— begin Data —

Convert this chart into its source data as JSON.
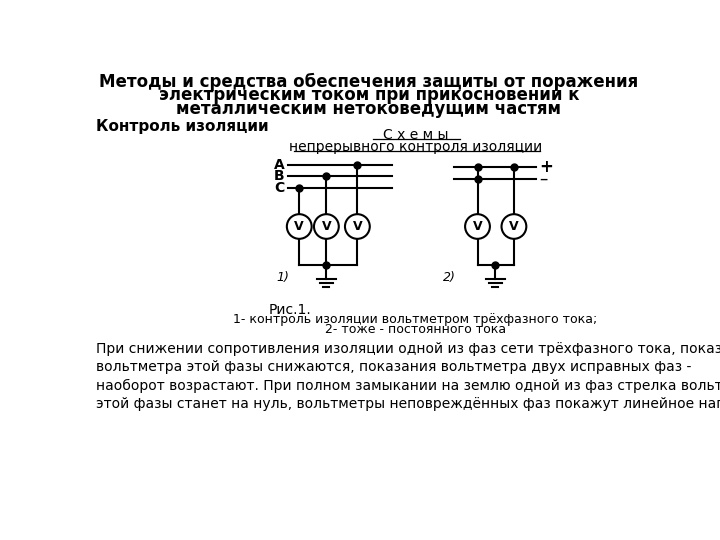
{
  "title_line1": "Методы и средства обеспечения защиты от поражения",
  "title_line2": "электрическим током при прикосновении к",
  "title_line3": "металлическим нетоковедущим частям",
  "subtitle_left": "Контроль изоляции",
  "diagram_title1": "С х е м ы",
  "diagram_title2": "непрерывного контроля изоляции",
  "fig_label": "Рис.1.",
  "fig_caption1": "1- контроль изоляции вольтметром трёхфазного тока;",
  "fig_caption2": "2- тоже - постоянного тока",
  "body_text": "При снижении сопротивления изоляции одной из фаз сети трёхфазного тока, показания\nвольтметра этой фазы снижаются, показания вольтметра двух исправных фаз -\nнаоборот возрастают. При полном замыкании на землю одной из фаз стрелка вольтметра\nэтой фазы станет на нуль, вольтметры неповреждённых фаз покажут линейное напряжение.",
  "bg_color": "#ffffff",
  "fg_color": "#000000",
  "label1": "1)",
  "label2": "2)",
  "label_A": "A",
  "label_B": "B",
  "label_C": "C",
  "label_plus": "+",
  "label_minus": "–"
}
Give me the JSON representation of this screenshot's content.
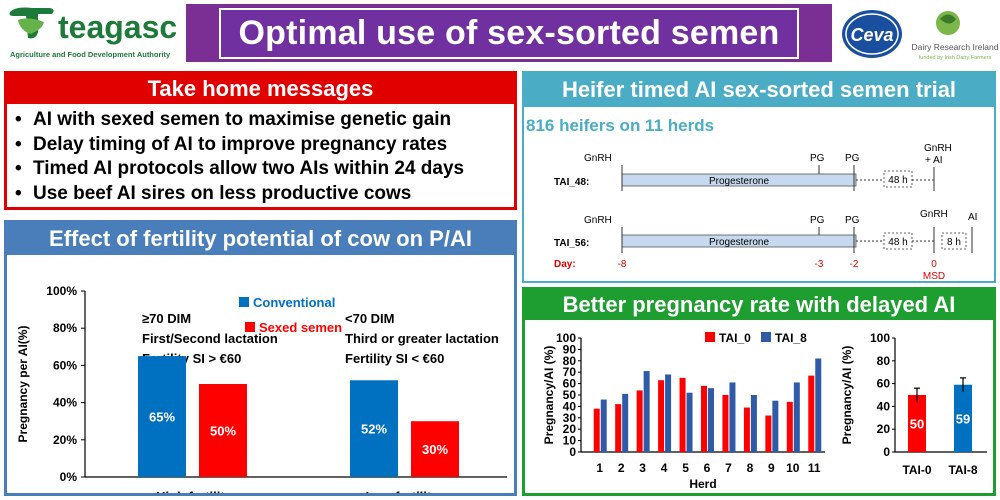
{
  "header": {
    "logo_name": "teagasc",
    "logo_tagline": "Agriculture and Food Development Authority",
    "title": "Optimal use of sex-sorted semen",
    "partner_logo_1": "Ceva",
    "partner_logo_2": "Dairy Research Ireland",
    "partner_logo_2_sub": "funded by Irish Dairy Farmers"
  },
  "take_home": {
    "title": "Take home messages",
    "items": [
      "AI with sexed semen to maximise genetic gain",
      "Delay timing of AI to improve pregnancy rates",
      "Timed AI protocols allow two AIs within 24 days",
      "Use beef AI sires on less productive cows"
    ]
  },
  "fertility": {
    "title": "Effect of fertility potential of cow on P/AI",
    "legend": [
      "Conventional",
      "Sexed semen"
    ],
    "group_notes": [
      [
        "≥70 DIM",
        "First/Second lactation",
        "Fertility SI > €60"
      ],
      [
        "<70 DIM",
        "Third or greater lactation",
        "Fertility SI < €60"
      ]
    ]
  },
  "heifer": {
    "title": "Heifer timed AI sex-sorted semen trial",
    "subtitle": "816 heifers on 11 herds",
    "row1_label": "TAI_48:",
    "row2_label": "TAI_56:",
    "day_label": "Day:",
    "gnrh": "GnRH",
    "pg": "PG",
    "progesterone": "Progesterone",
    "gnrh_ai": "+ AI",
    "ai": "AI",
    "h48": "48 h",
    "h8": "8 h",
    "days": [
      "-8",
      "-3",
      "-2",
      "0"
    ],
    "msd": "MSD"
  },
  "better": {
    "title": "Better pregnancy rate with delayed AI"
  },
  "colors": {
    "conventional": "#0070c0",
    "sexed": "#ff0000",
    "tai0": "#ff0000",
    "tai8": "#2e5aa8",
    "cyan_text": "#4bacc6",
    "day_red": "#e00000"
  },
  "chart_data": [
    {
      "type": "bar",
      "categories": [
        "High fertility",
        "Low fertility"
      ],
      "series": [
        {
          "name": "Conventional",
          "values": [
            65,
            52
          ]
        },
        {
          "name": "Sexed semen",
          "values": [
            50,
            30
          ]
        }
      ],
      "data_labels": [
        [
          "65%",
          "50%"
        ],
        [
          "52%",
          "30%"
        ]
      ],
      "xlabel": "",
      "ylabel": "Pregnancy per AI(%)",
      "ylim": [
        0,
        100
      ],
      "yticks": [
        "0%",
        "20%",
        "40%",
        "60%",
        "80%",
        "100%"
      ],
      "grid": false,
      "legend": "top-center"
    },
    {
      "type": "bar",
      "categories": [
        "1",
        "2",
        "3",
        "4",
        "5",
        "6",
        "7",
        "8",
        "9",
        "10",
        "11"
      ],
      "series": [
        {
          "name": "TAI_0",
          "values": [
            38,
            42,
            54,
            63,
            65,
            58,
            50,
            39,
            32,
            44,
            67
          ]
        },
        {
          "name": "TAI_8",
          "values": [
            46,
            51,
            71,
            68,
            52,
            56,
            61,
            50,
            45,
            61,
            82
          ]
        }
      ],
      "xlabel": "Herd",
      "ylabel": "Pregnancy/AI (%)",
      "ylim": [
        0,
        100
      ],
      "yticks": [
        "0",
        "10",
        "20",
        "30",
        "40",
        "50",
        "60",
        "70",
        "80",
        "90",
        "100"
      ],
      "grid": false,
      "legend": "top"
    },
    {
      "type": "bar",
      "categories": [
        "TAI-0",
        "TAI-8"
      ],
      "values": [
        50,
        59
      ],
      "data_labels": [
        "50",
        "59"
      ],
      "error": [
        6,
        6
      ],
      "ylabel": "Pregnancy/AI (%)",
      "ylim": [
        0,
        100
      ],
      "yticks": [
        "0",
        "20",
        "40",
        "60",
        "80",
        "100"
      ],
      "grid": false
    }
  ]
}
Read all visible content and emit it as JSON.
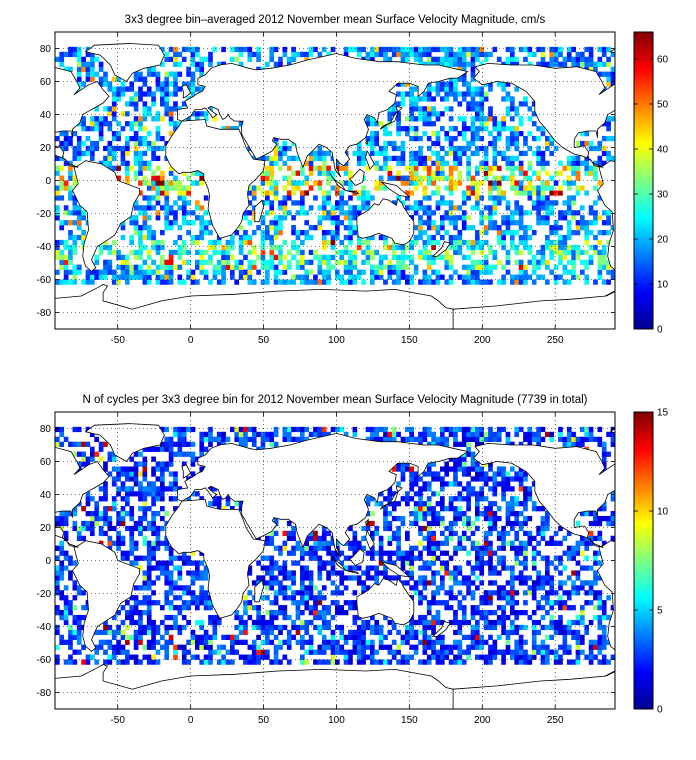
{
  "figure": {
    "panels": [
      {
        "title": "3x3 degree bin–averaged 2012 November mean Surface Velocity Magnitude, cm/s",
        "colorbar_ticks": [
          "0",
          "10",
          "20",
          "30",
          "40",
          "50",
          "60"
        ],
        "colorbar_range": [
          0,
          66
        ]
      },
      {
        "title": "N of cycles per 3x3 degree bin for 2012 November mean Surface Velocity Magnitude (7739 in total)",
        "colorbar_ticks": [
          "0",
          "5",
          "10",
          "15"
        ],
        "colorbar_range": [
          0,
          15
        ]
      }
    ],
    "x_ticks": [
      "-50",
      "0",
      "50",
      "100",
      "150",
      "200",
      "250"
    ],
    "y_ticks": [
      "80",
      "60",
      "40",
      "20",
      "0",
      "-20",
      "-40",
      "-60",
      "-80"
    ]
  },
  "chart_data": [
    {
      "type": "heatmap",
      "title": "3x3 degree bin–averaged 2012 November mean Surface Velocity Magnitude, cm/s",
      "variable": "surface velocity magnitude",
      "unit": "cm/s",
      "bin_size_deg": 3,
      "xlim": [
        -93,
        291
      ],
      "ylim": [
        -90,
        90
      ],
      "colorbar_range": [
        0,
        66
      ],
      "colormap": "jet",
      "grid": true,
      "values_note": "",
      "sample_bins": [
        {
          "lon": 84,
          "lat": 0,
          "value": 60
        },
        {
          "lon": 48,
          "lat": 0,
          "value": 58
        },
        {
          "lon": 210,
          "lat": 6,
          "value": 62
        },
        {
          "lon": -39,
          "lat": 39,
          "value": 60
        },
        {
          "lon": 30,
          "lat": -39,
          "value": 60
        },
        {
          "lon": 150,
          "lat": -57,
          "value": 50
        },
        {
          "lon": 150,
          "lat": 30,
          "value": 25
        },
        {
          "lon": 240,
          "lat": -30,
          "value": 12
        }
      ]
    },
    {
      "type": "heatmap",
      "title": "N of cycles per 3x3 degree bin for 2012 November mean Surface Velocity Magnitude (7739 in total)",
      "variable": "number of cycles",
      "total": 7739,
      "bin_size_deg": 3,
      "xlim": [
        -93,
        291
      ],
      "ylim": [
        -90,
        90
      ],
      "colorbar_range": [
        0,
        15
      ],
      "colormap": "jet",
      "grid": true,
      "sample_bins": [
        {
          "lon": 120,
          "lat": 21,
          "value": 15
        },
        {
          "lon": 30,
          "lat": 21,
          "value": 14
        },
        {
          "lon": 132,
          "lat": 39,
          "value": 13
        },
        {
          "lon": -78,
          "lat": 27,
          "value": 12
        },
        {
          "lon": 180,
          "lat": 0,
          "value": 2
        },
        {
          "lon": 60,
          "lat": -45,
          "value": 1
        }
      ]
    }
  ]
}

— end Data —

Problem to work on: Quote the data exactly, leaving every image out of the copy.

Solution to the exercise:
Convert this chart into its source data as JSON.
{
  "title_line1": "Методы и средства обеспечения защиты от поражения",
  "title_line2": "электрическим током при прикосновении к",
  "title_line3": "металлическим нетоковедущим частям",
  "subtitle_left": "Контроль изоляции",
  "diagram_title1": "С х е м ы",
  "diagram_title2": "непрерывного контроля изоляции",
  "fig_label": "Рис.1.",
  "fig_caption1": "1- контроль изоляции вольтметром трёхфазного тока;",
  "fig_caption2": "2- тоже - постоянного тока",
  "body_text": "При снижении сопротивления изоляции одной из фаз сети трёхфазного тока, показания\nвольтметра этой фазы снижаются, показания вольтметра двух исправных фаз -\nнаоборот возрастают. При полном замыкании на землю одной из фаз стрелка вольтметра\nэтой фазы станет на нуль, вольтметры неповреждённых фаз покажут линейное напряжение.",
  "bg_color": "#ffffff",
  "fg_color": "#000000",
  "label1": "1)",
  "label2": "2)",
  "label_A": "A",
  "label_B": "B",
  "label_C": "C",
  "label_plus": "+",
  "label_minus": "–"
}
Give me the JSON representation of this screenshot's content.
{
  "header": {
    "logo_name": "teagasc",
    "logo_tagline": "Agriculture and Food Development Authority",
    "title": "Optimal use of sex-sorted semen",
    "partner_logo_1": "Ceva",
    "partner_logo_2": "Dairy Research Ireland",
    "partner_logo_2_sub": "funded by Irish Dairy Farmers"
  },
  "take_home": {
    "title": "Take home messages",
    "items": [
      "AI with sexed semen to maximise genetic gain",
      "Delay timing of AI to improve pregnancy rates",
      "Timed AI protocols allow two AIs within 24 days",
      "Use beef AI sires on less productive cows"
    ]
  },
  "fertility": {
    "title": "Effect of fertility potential of cow on P/AI",
    "legend": [
      "Conventional",
      "Sexed semen"
    ],
    "group_notes": [
      [
        "≥70 DIM",
        "First/Second lactation",
        "Fertility SI > €60"
      ],
      [
        "<70 DIM",
        "Third or greater lactation",
        "Fertility SI < €60"
      ]
    ]
  },
  "heifer": {
    "title": "Heifer timed AI sex-sorted semen trial",
    "subtitle": "816 heifers on 11 herds",
    "row1_label": "TAI_48:",
    "row2_label": "TAI_56:",
    "day_label": "Day:",
    "gnrh": "GnRH",
    "pg": "PG",
    "progesterone": "Progesterone",
    "gnrh_ai": "+ AI",
    "ai": "AI",
    "h48": "48 h",
    "h8": "8 h",
    "days": [
      "-8",
      "-3",
      "-2",
      "0"
    ],
    "msd": "MSD"
  },
  "better": {
    "title": "Better pregnancy rate with delayed AI"
  },
  "colors": {
    "conventional": "#0070c0",
    "sexed": "#ff0000",
    "tai0": "#ff0000",
    "tai8": "#2e5aa8",
    "cyan_text": "#4bacc6",
    "day_red": "#e00000"
  },
  "chart_data": [
    {
      "type": "bar",
      "categories": [
        "High fertility",
        "Low fertility"
      ],
      "series": [
        {
          "name": "Conventional",
          "values": [
            65,
            52
          ]
        },
        {
          "name": "Sexed semen",
          "values": [
            50,
            30
          ]
        }
      ],
      "data_labels": [
        [
          "65%",
          "50%"
        ],
        [
          "52%",
          "30%"
        ]
      ],
      "xlabel": "",
      "ylabel": "Pregnancy per AI(%)",
      "ylim": [
        0,
        100
      ],
      "yticks": [
        "0%",
        "20%",
        "40%",
        "60%",
        "80%",
        "100%"
      ],
      "grid": false,
      "legend": "top-center"
    },
    {
      "type": "bar",
      "categories": [
        "1",
        "2",
        "3",
        "4",
        "5",
        "6",
        "7",
        "8",
        "9",
        "10",
        "11"
      ],
      "series": [
        {
          "name": "TAI_0",
          "values": [
            38,
            42,
            54,
            63,
            65,
            58,
            50,
            39,
            32,
            44,
            67
          ]
        },
        {
          "name": "TAI_8",
          "values": [
            46,
            51,
            71,
            68,
            52,
            56,
            61,
            50,
            45,
            61,
            82
          ]
        }
      ],
      "xlabel": "Herd",
      "ylabel": "Pregnancy/AI (%)",
      "ylim": [
        0,
        100
      ],
      "yticks": [
        "0",
        "10",
        "20",
        "30",
        "40",
        "50",
        "60",
        "70",
        "80",
        "90",
        "100"
      ],
      "grid": false,
      "legend": "top"
    },
    {
      "type": "bar",
      "categories": [
        "TAI-0",
        "TAI-8"
      ],
      "values": [
        50,
        59
      ],
      "data_labels": [
        "50",
        "59"
      ],
      "error": [
        6,
        6
      ],
      "ylabel": "Pregnancy/AI (%)",
      "ylim": [
        0,
        100
      ],
      "yticks": [
        "0",
        "20",
        "40",
        "60",
        "80",
        "100"
      ],
      "grid": false
    }
  ]
}
Read all visible content and emit it as JSON.
{
  "figure": {
    "panels": [
      {
        "title": "3x3 degree bin–averaged 2012 November mean Surface Velocity Magnitude, cm/s",
        "colorbar_ticks": [
          "0",
          "10",
          "20",
          "30",
          "40",
          "50",
          "60"
        ],
        "colorbar_range": [
          0,
          66
        ]
      },
      {
        "title": "N of cycles per 3x3 degree bin for 2012 November mean Surface Velocity Magnitude (7739 in total)",
        "colorbar_ticks": [
          "0",
          "5",
          "10",
          "15"
        ],
        "colorbar_range": [
          0,
          15
        ]
      }
    ],
    "x_ticks": [
      "-50",
      "0",
      "50",
      "100",
      "150",
      "200",
      "250"
    ],
    "y_ticks": [
      "80",
      "60",
      "40",
      "20",
      "0",
      "-20",
      "-40",
      "-60",
      "-80"
    ]
  },
  "chart_data": [
    {
      "type": "heatmap",
      "title": "3x3 degree bin–averaged 2012 November mean Surface Velocity Magnitude, cm/s",
      "variable": "surface velocity magnitude",
      "unit": "cm/s",
      "bin_size_deg": 3,
      "xlim": [
        -93,
        291
      ],
      "ylim": [
        -90,
        90
      ],
      "colorbar_range": [
        0,
        66
      ],
      "colormap": "jet",
      "grid": true,
      "values_note": "",
      "sample_bins": [
        {
          "lon": 84,
          "lat": 0,
          "value": 60
        },
        {
          "lon": 48,
          "lat": 0,
          "value": 58
        },
        {
          "lon": 210,
          "lat": 6,
          "value": 62
        },
        {
          "lon": -39,
          "lat": 39,
          "value": 60
        },
        {
          "lon": 30,
          "lat": -39,
          "value": 60
        },
        {
          "lon": 150,
          "lat": -57,
          "value": 50
        },
        {
          "lon": 150,
          "lat": 30,
          "value": 25
        },
        {
          "lon": 240,
          "lat": -30,
          "value": 12
        }
      ]
    },
    {
      "type": "heatmap",
      "title": "N of cycles per 3x3 degree bin for 2012 November mean Surface Velocity Magnitude (7739 in total)",
      "variable": "number of cycles",
      "total": 7739,
      "bin_size_deg": 3,
      "xlim": [
        -93,
        291
      ],
      "ylim": [
        -90,
        90
      ],
      "colorbar_range": [
        0,
        15
      ],
      "colormap": "jet",
      "grid": true,
      "sample_bins": [
        {
          "lon": 120,
          "lat": 21,
          "value": 15
        },
        {
          "lon": 30,
          "lat": 21,
          "value": 14
        },
        {
          "lon": 132,
          "lat": 39,
          "value": 13
        },
        {
          "lon": -78,
          "lat": 27,
          "value": 12
        },
        {
          "lon": 180,
          "lat": 0,
          "value": 2
        },
        {
          "lon": 60,
          "lat": -45,
          "value": 1
        }
      ]
    }
  ]
}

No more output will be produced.